*What you have to do*.
Restate, word for word, all of the material shown below.

(Extracted records)
>> begin

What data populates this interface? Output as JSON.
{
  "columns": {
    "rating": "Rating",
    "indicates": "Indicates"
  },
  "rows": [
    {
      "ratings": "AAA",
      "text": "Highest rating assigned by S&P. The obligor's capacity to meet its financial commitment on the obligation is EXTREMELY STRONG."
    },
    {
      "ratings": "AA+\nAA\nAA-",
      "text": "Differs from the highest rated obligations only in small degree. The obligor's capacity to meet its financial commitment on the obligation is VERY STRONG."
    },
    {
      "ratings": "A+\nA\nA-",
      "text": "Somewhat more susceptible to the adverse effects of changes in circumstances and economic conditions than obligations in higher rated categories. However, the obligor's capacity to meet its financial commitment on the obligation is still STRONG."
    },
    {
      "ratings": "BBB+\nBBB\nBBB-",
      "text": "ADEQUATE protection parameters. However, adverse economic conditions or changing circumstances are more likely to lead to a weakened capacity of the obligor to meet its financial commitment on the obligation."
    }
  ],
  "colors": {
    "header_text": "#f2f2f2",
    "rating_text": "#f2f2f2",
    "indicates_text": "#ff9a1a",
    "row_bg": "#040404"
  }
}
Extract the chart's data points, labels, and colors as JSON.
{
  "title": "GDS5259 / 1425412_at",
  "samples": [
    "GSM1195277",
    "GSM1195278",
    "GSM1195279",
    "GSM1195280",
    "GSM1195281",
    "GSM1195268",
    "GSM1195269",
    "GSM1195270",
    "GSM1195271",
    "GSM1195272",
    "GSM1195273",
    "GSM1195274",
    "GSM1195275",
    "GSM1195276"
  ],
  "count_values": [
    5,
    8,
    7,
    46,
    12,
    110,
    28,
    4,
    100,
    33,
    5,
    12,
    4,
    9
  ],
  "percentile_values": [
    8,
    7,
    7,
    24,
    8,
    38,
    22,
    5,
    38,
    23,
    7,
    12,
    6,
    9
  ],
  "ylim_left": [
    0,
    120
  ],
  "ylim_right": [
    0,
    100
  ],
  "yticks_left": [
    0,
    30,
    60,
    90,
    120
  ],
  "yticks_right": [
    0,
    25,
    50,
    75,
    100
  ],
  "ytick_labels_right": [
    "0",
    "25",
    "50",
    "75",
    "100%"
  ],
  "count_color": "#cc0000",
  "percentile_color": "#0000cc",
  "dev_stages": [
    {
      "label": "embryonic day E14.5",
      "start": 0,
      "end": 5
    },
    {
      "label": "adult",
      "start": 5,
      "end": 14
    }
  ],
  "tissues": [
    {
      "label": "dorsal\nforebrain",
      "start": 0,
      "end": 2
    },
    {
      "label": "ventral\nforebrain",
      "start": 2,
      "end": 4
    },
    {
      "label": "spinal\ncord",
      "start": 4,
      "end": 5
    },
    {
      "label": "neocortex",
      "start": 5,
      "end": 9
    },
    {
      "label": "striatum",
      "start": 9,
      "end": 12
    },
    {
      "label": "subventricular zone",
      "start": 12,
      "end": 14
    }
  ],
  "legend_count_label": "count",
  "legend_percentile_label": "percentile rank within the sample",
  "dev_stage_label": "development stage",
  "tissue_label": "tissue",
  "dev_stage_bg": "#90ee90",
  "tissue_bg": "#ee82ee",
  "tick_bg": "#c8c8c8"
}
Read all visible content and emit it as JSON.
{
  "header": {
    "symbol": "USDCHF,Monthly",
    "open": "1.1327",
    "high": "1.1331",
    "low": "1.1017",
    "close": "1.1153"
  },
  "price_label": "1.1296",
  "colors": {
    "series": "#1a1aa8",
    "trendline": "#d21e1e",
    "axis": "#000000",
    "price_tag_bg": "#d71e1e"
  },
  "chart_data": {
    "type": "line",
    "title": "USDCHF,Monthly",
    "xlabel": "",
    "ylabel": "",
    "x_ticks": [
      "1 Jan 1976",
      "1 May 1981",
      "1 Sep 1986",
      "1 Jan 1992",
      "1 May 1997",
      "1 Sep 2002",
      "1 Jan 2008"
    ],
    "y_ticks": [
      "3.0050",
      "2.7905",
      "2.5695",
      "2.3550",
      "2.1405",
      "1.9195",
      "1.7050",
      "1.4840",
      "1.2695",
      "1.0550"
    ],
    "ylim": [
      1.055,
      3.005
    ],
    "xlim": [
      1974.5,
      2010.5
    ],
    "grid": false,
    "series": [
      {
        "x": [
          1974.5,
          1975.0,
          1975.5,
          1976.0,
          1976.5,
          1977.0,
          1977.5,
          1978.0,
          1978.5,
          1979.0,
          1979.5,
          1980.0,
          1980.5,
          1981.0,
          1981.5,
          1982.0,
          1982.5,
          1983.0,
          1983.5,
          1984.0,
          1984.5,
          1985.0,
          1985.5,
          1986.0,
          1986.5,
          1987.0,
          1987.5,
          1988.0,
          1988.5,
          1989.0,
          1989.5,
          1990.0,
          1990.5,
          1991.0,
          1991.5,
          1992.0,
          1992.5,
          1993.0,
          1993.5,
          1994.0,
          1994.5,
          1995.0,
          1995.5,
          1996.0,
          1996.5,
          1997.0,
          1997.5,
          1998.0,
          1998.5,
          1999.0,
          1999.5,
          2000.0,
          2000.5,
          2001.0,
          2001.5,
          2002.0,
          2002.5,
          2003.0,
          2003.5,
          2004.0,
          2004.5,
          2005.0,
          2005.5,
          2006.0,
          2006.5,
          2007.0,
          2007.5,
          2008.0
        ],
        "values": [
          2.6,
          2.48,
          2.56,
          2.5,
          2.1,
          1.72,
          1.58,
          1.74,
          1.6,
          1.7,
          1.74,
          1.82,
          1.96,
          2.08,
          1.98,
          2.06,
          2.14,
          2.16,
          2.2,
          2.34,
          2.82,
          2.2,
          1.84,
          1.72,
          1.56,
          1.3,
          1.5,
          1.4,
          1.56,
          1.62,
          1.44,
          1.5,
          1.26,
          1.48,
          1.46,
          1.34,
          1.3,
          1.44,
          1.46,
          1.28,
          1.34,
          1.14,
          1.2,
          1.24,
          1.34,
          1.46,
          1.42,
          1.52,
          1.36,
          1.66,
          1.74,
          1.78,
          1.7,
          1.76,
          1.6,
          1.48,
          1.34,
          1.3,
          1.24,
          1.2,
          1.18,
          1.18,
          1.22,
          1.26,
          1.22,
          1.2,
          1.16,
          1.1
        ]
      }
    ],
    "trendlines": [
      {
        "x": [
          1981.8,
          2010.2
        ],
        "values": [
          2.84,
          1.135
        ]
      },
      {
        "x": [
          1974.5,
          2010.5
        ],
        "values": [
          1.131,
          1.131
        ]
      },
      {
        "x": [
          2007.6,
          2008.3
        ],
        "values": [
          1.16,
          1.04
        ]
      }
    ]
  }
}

>> end

*Answer for the task*.
What data populates this interface? Output as JSON.
{
  "columns": {
    "rating": "Rating",
    "indicates": "Indicates"
  },
  "rows": [
    {
      "ratings": "AAA",
      "text": "Highest rating assigned by S&P. The obligor's capacity to meet its financial commitment on the obligation is EXTREMELY STRONG."
    },
    {
      "ratings": "AA+\nAA\nAA-",
      "text": "Differs from the highest rated obligations only in small degree. The obligor's capacity to meet its financial commitment on the obligation is VERY STRONG."
    },
    {
      "ratings": "A+\nA\nA-",
      "text": "Somewhat more susceptible to the adverse effects of changes in circumstances and economic conditions than obligations in higher rated categories. However, the obligor's capacity to meet its financial commitment on the obligation is still STRONG."
    },
    {
      "ratings": "BBB+\nBBB\nBBB-",
      "text": "ADEQUATE protection parameters. However, adverse economic conditions or changing circumstances are more likely to lead to a weakened capacity of the obligor to meet its financial commitment on the obligation."
    }
  ],
  "colors": {
    "header_text": "#f2f2f2",
    "rating_text": "#f2f2f2",
    "indicates_text": "#ff9a1a",
    "row_bg": "#040404"
  }
}
Extract the chart's data points, labels, and colors as JSON.
{
  "title": "GDS5259 / 1425412_at",
  "samples": [
    "GSM1195277",
    "GSM1195278",
    "GSM1195279",
    "GSM1195280",
    "GSM1195281",
    "GSM1195268",
    "GSM1195269",
    "GSM1195270",
    "GSM1195271",
    "GSM1195272",
    "GSM1195273",
    "GSM1195274",
    "GSM1195275",
    "GSM1195276"
  ],
  "count_values": [
    5,
    8,
    7,
    46,
    12,
    110,
    28,
    4,
    100,
    33,
    5,
    12,
    4,
    9
  ],
  "percentile_values": [
    8,
    7,
    7,
    24,
    8,
    38,
    22,
    5,
    38,
    23,
    7,
    12,
    6,
    9
  ],
  "ylim_left": [
    0,
    120
  ],
  "ylim_right": [
    0,
    100
  ],
  "yticks_left": [
    0,
    30,
    60,
    90,
    120
  ],
  "yticks_right": [
    0,
    25,
    50,
    75,
    100
  ],
  "ytick_labels_right": [
    "0",
    "25",
    "50",
    "75",
    "100%"
  ],
  "count_color": "#cc0000",
  "percentile_color": "#0000cc",
  "dev_stages": [
    {
      "label": "embryonic day E14.5",
      "start": 0,
      "end": 5
    },
    {
      "label": "adult",
      "start": 5,
      "end": 14
    }
  ],
  "tissues": [
    {
      "label": "dorsal\nforebrain",
      "start": 0,
      "end": 2
    },
    {
      "label": "ventral\nforebrain",
      "start": 2,
      "end": 4
    },
    {
      "label": "spinal\ncord",
      "start": 4,
      "end": 5
    },
    {
      "label": "neocortex",
      "start": 5,
      "end": 9
    },
    {
      "label": "striatum",
      "start": 9,
      "end": 12
    },
    {
      "label": "subventricular zone",
      "start": 12,
      "end": 14
    }
  ],
  "legend_count_label": "count",
  "legend_percentile_label": "percentile rank within the sample",
  "dev_stage_label": "development stage",
  "tissue_label": "tissue",
  "dev_stage_bg": "#90ee90",
  "tissue_bg": "#ee82ee",
  "tick_bg": "#c8c8c8"
}
Read all visible content and emit it as JSON.
{
  "header": {
    "symbol": "USDCHF,Monthly",
    "open": "1.1327",
    "high": "1.1331",
    "low": "1.1017",
    "close": "1.1153"
  },
  "price_label": "1.1296",
  "colors": {
    "series": "#1a1aa8",
    "trendline": "#d21e1e",
    "axis": "#000000",
    "price_tag_bg": "#d71e1e"
  },
  "chart_data": {
    "type": "line",
    "title": "USDCHF,Monthly",
    "xlabel": "",
    "ylabel": "",
    "x_ticks": [
      "1 Jan 1976",
      "1 May 1981",
      "1 Sep 1986",
      "1 Jan 1992",
      "1 May 1997",
      "1 Sep 2002",
      "1 Jan 2008"
    ],
    "y_ticks": [
      "3.0050",
      "2.7905",
      "2.5695",
      "2.3550",
      "2.1405",
      "1.9195",
      "1.7050",
      "1.4840",
      "1.2695",
      "1.0550"
    ],
    "ylim": [
      1.055,
      3.005
    ],
    "xlim": [
      1974.5,
      2010.5
    ],
    "grid": false,
    "series": [
      {
        "x": [
          1974.5,
          1975.0,
          1975.5,
          1976.0,
          1976.5,
          1977.0,
          1977.5,
          1978.0,
          1978.5,
          1979.0,
          1979.5,
          1980.0,
          1980.5,
          1981.0,
          1981.5,
          1982.0,
          1982.5,
          1983.0,
          1983.5,
          1984.0,
          1984.5,
          1985.0,
          1985.5,
          1986.0,
          1986.5,
          1987.0,
          1987.5,
          1988.0,
          1988.5,
          1989.0,
          1989.5,
          1990.0,
          1990.5,
          1991.0,
          1991.5,
          1992.0,
          1992.5,
          1993.0,
          1993.5,
          1994.0,
          1994.5,
          1995.0,
          1995.5,
          1996.0,
          1996.5,
          1997.0,
          1997.5,
          1998.0,
          1998.5,
          1999.0,
          1999.5,
          2000.0,
          2000.5,
          2001.0,
          2001.5,
          2002.0,
          2002.5,
          2003.0,
          2003.5,
          2004.0,
          2004.5,
          2005.0,
          2005.5,
          2006.0,
          2006.5,
          2007.0,
          2007.5,
          2008.0
        ],
        "values": [
          2.6,
          2.48,
          2.56,
          2.5,
          2.1,
          1.72,
          1.58,
          1.74,
          1.6,
          1.7,
          1.74,
          1.82,
          1.96,
          2.08,
          1.98,
          2.06,
          2.14,
          2.16,
          2.2,
          2.34,
          2.82,
          2.2,
          1.84,
          1.72,
          1.56,
          1.3,
          1.5,
          1.4,
          1.56,
          1.62,
          1.44,
          1.5,
          1.26,
          1.48,
          1.46,
          1.34,
          1.3,
          1.44,
          1.46,
          1.28,
          1.34,
          1.14,
          1.2,
          1.24,
          1.34,
          1.46,
          1.42,
          1.52,
          1.36,
          1.66,
          1.74,
          1.78,
          1.7,
          1.76,
          1.6,
          1.48,
          1.34,
          1.3,
          1.24,
          1.2,
          1.18,
          1.18,
          1.22,
          1.26,
          1.22,
          1.2,
          1.16,
          1.1
        ]
      }
    ],
    "trendlines": [
      {
        "x": [
          1981.8,
          2010.2
        ],
        "values": [
          2.84,
          1.135
        ]
      },
      {
        "x": [
          1974.5,
          2010.5
        ],
        "values": [
          1.131,
          1.131
        ]
      },
      {
        "x": [
          2007.6,
          2008.3
        ],
        "values": [
          1.16,
          1.04
        ]
      }
    ]
  }
}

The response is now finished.